_Exercise requirements_: Print all entries precisely as they are written.

--- START OF Supplied entries ---

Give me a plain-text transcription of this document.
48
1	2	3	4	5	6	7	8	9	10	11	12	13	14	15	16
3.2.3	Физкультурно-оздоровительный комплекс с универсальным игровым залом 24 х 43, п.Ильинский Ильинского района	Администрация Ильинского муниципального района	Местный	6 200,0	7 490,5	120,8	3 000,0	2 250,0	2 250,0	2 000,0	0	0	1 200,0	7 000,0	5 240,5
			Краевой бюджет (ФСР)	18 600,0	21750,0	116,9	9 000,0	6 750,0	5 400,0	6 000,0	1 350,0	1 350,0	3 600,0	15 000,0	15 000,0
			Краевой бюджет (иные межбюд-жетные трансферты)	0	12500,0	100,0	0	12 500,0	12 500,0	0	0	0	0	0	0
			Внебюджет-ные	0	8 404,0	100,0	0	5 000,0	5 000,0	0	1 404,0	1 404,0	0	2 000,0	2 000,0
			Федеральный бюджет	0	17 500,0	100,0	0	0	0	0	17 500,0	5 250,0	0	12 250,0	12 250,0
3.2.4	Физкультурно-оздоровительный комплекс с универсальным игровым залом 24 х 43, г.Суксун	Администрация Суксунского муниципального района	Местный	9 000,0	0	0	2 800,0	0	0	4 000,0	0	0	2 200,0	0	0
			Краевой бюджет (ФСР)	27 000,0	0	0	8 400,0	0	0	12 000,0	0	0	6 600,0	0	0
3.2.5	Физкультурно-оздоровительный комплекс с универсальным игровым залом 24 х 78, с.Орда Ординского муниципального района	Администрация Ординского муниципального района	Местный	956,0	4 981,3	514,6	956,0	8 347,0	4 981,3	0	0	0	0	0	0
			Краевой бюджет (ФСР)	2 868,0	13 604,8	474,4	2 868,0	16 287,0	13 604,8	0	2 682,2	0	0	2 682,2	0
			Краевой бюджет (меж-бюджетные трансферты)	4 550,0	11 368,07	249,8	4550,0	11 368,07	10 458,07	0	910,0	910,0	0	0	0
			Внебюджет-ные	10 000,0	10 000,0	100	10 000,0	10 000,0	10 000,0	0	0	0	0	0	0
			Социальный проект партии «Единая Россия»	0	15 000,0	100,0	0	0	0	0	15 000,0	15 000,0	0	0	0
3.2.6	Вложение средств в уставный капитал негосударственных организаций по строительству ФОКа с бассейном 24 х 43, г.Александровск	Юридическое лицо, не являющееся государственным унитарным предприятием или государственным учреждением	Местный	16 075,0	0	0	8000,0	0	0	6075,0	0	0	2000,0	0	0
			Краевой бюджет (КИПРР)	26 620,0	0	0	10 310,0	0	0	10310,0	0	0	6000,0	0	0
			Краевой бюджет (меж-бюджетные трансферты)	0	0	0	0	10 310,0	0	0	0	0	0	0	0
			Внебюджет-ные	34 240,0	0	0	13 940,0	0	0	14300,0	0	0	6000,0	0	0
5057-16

--- END OF Supplied entries ---

_The output_:
Give me a plain-text transcription of this document.
48
1	2	3	4	5	6	7	8	9	10	11	12	13	14	15	16
3.2.3	Физкультурно-оздоровительный комплекс с универсальным игровым залом 24 х 43, п.Ильинский Ильинского района	Администрация Ильинского муниципального района	Местный	6 200,0	7 490,5	120,8	3 000,0	2 250,0	2 250,0	2 000,0	0	0	1 200,0	7 000,0	5 240,5
			Краевой бюджет (ФСР)	18 600,0	21750,0	116,9	9 000,0	6 750,0	5 400,0	6 000,0	1 350,0	1 350,0	3 600,0	15 000,0	15 000,0
			Краевой бюджет (иные межбюд-жетные трансферты)	0	12500,0	100,0	0	12 500,0	12 500,0	0	0	0	0	0	0
			Внебюджет-ные	0	8 404,0	100,0	0	5 000,0	5 000,0	0	1 404,0	1 404,0	0	2 000,0	2 000,0
			Федеральный бюджет	0	17 500,0	100,0	0	0	0	0	17 500,0	5 250,0	0	12 250,0	12 250,0
3.2.4	Физкультурно-оздоровительный комплекс с универсальным игровым залом 24 х 43, г.Суксун	Администрация Суксунского муниципального района	Местный	9 000,0	0	0	2 800,0	0	0	4 000,0	0	0	2 200,0	0	0
			Краевой бюджет (ФСР)	27 000,0	0	0	8 400,0	0	0	12 000,0	0	0	6 600,0	0	0
3.2.5	Физкультурно-оздоровительный комплекс с универсальным игровым залом 24 х 78, с.Орда Ординского муниципального района	Администрация Ординского муниципального района	Местный	956,0	4 981,3	514,6	956,0	8 347,0	4 981,3	0	0	0	0	0	0
			Краевой бюджет (ФСР)	2 868,0	13 604,8	474,4	2 868,0	16 287,0	13 604,8	0	2 682,2	0	0	2 682,2	0
			Краевой бюджет (меж-бюджетные трансферты)	4 550,0	11 368,07	249,8	4550,0	11 368,07	10 458,07	0	910,0	910,0	0	0	0
			Внебюджет-ные	10 000,0	10 000,0	100	10 000,0	10 000,0	10 000,0	0	0	0	0	0	0
			Социальный проект партии «Единая Россия»	0	15 000,0	100,0	0	0	0	0	15 000,0	15 000,0	0	0	0
3.2.6	Вложение средств в уставный капитал негосударственных организаций по строительству ФОКа с бассейном 24 х 43, г.Александровск	Юридическое лицо, не являющееся государственным унитарным предприятием или государственным учреждением	Местный	16 075,0	0	0	8000,0	0	0	6075,0	0	0	2000,0	0	0
			Краевой бюджет (КИПРР)	26 620,0	0	0	10 310,0	0	0	10310,0	0	0	6000,0	0	0
			Краевой бюджет (меж-бюджетные трансферты)	0	0	0	0	10 310,0	0	0	0	0	0	0	0
			Внебюджет-ные	34 240,0	0	0	13 940,0	0	0	14300,0	0	0	6000,0	0	0
5057-16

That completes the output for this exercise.